— begin Input for this task —

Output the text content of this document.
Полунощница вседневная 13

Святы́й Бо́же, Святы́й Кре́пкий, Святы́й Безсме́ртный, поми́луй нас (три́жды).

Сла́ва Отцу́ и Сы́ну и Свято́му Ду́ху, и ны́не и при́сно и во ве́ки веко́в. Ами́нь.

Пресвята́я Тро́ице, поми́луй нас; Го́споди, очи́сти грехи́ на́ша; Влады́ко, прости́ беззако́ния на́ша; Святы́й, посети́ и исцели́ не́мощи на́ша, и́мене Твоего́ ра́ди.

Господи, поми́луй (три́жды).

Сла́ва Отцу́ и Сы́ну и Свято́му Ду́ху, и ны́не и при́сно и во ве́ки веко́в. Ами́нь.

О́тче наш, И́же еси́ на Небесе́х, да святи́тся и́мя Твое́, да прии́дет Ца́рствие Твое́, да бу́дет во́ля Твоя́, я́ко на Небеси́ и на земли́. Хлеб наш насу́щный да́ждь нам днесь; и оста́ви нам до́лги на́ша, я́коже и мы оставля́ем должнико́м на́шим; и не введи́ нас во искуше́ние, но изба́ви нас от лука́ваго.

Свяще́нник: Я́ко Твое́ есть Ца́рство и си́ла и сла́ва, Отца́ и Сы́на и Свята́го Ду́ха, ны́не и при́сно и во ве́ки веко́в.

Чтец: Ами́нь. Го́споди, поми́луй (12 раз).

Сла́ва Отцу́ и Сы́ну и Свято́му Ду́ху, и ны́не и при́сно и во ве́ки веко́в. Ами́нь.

— end Input for this task —

[Exercise description]
Extract the entries above verbatim.

[Result of the exercise]
Output the text content of this document.
Полунощница вседневная 13

Святы́й Бо́же, Святы́й Кре́пкий, Святы́й Безсме́ртный, поми́луй нас (три́жды).

Сла́ва Отцу́ и Сы́ну и Свято́му Ду́ху, и ны́не и при́сно и во ве́ки веко́в. Ами́нь.

Пресвята́я Тро́ице, поми́луй нас; Го́споди, очи́сти грехи́ на́ша; Влады́ко, прости́ беззако́ния на́ша; Святы́й, посети́ и исцели́ не́мощи на́ша, и́мене Твоего́ ра́ди.

Господи, поми́луй (три́жды).

Сла́ва Отцу́ и Сы́ну и Свято́му Ду́ху, и ны́не и при́сно и во ве́ки веко́в. Ами́нь.

О́тче наш, И́же еси́ на Небесе́х, да святи́тся и́мя Твое́, да прии́дет Ца́рствие Твое́, да бу́дет во́ля Твоя́, я́ко на Небеси́ и на земли́. Хлеб наш насу́щный да́ждь нам днесь; и оста́ви нам до́лги на́ша, я́коже и мы оставля́ем должнико́м на́шим; и не введи́ нас во искуше́ние, но изба́ви нас от лука́ваго.

Свяще́нник: Я́ко Твое́ есть Ца́рство и си́ла и сла́ва, Отца́ и Сы́на и Свята́го Ду́ха, ны́не и при́сно и во ве́ки веко́в.

Чтец: Ами́нь. Го́споди, поми́луй (12 раз).

Сла́ва Отцу́ и Сы́ну и Свято́му Ду́ху, и ны́не и при́сно и во ве́ки веко́в. Ами́нь.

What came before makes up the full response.